* Task *
Look over the lines below. Report each one that includes the string "this".

* Data shown *
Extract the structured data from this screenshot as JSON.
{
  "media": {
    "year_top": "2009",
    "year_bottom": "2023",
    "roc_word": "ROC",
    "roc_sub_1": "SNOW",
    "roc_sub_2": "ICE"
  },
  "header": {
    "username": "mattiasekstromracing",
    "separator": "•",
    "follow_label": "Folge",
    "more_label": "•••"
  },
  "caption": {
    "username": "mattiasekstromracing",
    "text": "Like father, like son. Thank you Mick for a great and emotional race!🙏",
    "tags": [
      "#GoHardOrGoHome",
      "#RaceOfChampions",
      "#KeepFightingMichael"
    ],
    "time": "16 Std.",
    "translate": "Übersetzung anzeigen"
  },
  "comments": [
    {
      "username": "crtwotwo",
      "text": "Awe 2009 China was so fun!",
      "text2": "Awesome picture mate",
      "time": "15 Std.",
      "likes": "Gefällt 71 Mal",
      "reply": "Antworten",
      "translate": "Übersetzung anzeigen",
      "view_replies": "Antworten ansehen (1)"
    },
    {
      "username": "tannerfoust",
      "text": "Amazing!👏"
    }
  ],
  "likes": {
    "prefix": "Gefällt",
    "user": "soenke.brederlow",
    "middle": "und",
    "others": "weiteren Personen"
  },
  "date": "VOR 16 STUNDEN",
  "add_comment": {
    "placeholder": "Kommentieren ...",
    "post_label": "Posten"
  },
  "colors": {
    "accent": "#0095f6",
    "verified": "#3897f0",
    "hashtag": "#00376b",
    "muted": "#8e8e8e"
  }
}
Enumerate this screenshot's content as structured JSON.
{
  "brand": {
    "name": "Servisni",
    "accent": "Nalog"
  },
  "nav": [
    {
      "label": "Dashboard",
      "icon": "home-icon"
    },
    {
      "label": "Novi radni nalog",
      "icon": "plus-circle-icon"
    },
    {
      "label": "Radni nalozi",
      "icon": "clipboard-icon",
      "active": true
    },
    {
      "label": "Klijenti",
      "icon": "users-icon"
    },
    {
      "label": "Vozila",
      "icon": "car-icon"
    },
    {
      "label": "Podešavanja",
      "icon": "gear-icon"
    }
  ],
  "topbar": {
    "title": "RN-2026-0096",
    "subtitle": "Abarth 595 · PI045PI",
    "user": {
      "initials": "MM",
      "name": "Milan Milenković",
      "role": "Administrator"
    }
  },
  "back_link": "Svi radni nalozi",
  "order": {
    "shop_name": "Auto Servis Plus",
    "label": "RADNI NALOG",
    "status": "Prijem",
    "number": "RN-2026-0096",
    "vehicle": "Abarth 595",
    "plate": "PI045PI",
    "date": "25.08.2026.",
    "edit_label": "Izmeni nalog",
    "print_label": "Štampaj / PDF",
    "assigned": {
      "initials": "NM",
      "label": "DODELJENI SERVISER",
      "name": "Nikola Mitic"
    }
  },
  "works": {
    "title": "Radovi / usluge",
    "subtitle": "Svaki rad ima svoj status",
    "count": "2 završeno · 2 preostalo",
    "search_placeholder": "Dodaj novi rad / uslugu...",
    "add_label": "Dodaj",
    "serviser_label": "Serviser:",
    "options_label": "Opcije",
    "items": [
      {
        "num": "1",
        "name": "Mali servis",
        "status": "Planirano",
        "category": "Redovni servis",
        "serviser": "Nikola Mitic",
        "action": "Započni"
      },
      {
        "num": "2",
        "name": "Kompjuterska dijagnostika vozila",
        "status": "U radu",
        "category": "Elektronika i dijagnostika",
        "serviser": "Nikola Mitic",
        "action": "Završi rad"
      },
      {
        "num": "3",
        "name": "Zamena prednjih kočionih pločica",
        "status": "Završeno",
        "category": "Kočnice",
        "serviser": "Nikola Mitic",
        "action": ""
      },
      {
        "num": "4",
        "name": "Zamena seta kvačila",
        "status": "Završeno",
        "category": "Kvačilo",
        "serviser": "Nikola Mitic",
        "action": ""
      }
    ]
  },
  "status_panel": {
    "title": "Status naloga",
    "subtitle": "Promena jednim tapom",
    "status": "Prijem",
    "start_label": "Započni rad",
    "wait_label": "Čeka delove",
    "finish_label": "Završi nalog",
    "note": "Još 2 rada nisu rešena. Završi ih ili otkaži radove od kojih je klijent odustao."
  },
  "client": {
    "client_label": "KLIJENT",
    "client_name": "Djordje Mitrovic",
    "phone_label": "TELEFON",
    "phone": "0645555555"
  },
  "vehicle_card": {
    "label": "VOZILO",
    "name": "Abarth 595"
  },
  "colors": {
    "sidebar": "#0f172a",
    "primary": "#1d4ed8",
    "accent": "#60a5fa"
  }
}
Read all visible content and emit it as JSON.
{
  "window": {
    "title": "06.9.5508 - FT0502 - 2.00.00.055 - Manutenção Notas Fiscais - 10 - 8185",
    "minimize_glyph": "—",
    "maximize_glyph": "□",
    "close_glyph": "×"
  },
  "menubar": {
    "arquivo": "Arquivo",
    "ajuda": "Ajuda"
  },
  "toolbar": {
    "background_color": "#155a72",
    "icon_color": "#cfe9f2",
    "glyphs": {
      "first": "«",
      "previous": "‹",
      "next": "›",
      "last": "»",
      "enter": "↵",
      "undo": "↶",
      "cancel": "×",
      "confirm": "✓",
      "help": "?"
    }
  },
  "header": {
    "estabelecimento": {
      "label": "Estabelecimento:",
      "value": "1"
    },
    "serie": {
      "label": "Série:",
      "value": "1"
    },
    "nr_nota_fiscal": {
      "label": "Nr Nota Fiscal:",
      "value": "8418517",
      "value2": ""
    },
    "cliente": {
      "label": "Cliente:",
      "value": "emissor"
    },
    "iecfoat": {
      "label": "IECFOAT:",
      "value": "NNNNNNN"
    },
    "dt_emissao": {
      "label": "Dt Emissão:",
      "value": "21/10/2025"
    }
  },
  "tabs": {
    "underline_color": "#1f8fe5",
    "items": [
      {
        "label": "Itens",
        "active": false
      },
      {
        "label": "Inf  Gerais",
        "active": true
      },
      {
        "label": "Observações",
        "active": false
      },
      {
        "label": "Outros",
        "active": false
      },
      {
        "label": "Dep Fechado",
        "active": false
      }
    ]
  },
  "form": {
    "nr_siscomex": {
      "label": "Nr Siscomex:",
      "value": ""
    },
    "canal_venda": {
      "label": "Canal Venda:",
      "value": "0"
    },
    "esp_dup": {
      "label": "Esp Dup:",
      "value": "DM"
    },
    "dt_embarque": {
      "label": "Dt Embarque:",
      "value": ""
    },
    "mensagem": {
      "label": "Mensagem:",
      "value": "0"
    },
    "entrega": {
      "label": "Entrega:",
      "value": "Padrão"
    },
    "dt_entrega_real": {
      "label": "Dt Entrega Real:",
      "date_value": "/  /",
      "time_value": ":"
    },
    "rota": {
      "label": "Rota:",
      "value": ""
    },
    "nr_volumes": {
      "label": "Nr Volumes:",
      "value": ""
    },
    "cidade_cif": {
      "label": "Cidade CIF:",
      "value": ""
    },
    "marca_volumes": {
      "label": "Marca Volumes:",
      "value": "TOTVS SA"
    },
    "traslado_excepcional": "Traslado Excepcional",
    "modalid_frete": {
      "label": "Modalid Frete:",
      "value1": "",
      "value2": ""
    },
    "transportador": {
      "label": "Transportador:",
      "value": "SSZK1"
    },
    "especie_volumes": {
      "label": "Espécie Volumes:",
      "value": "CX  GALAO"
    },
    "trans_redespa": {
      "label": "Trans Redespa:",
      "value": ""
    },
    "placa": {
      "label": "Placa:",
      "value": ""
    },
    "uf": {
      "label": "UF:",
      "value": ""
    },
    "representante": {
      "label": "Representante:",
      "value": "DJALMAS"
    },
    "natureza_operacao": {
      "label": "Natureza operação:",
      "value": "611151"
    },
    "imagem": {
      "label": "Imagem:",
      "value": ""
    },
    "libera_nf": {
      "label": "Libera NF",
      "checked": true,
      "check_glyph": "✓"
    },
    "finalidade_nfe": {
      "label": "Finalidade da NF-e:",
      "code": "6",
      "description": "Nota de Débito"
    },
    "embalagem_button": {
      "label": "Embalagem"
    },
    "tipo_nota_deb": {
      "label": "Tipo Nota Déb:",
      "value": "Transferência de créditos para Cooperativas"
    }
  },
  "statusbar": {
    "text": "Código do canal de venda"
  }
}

* Exercise response *
Extract the structured data from this screenshot as JSON.
Enumerate this screenshot's content as structured JSON.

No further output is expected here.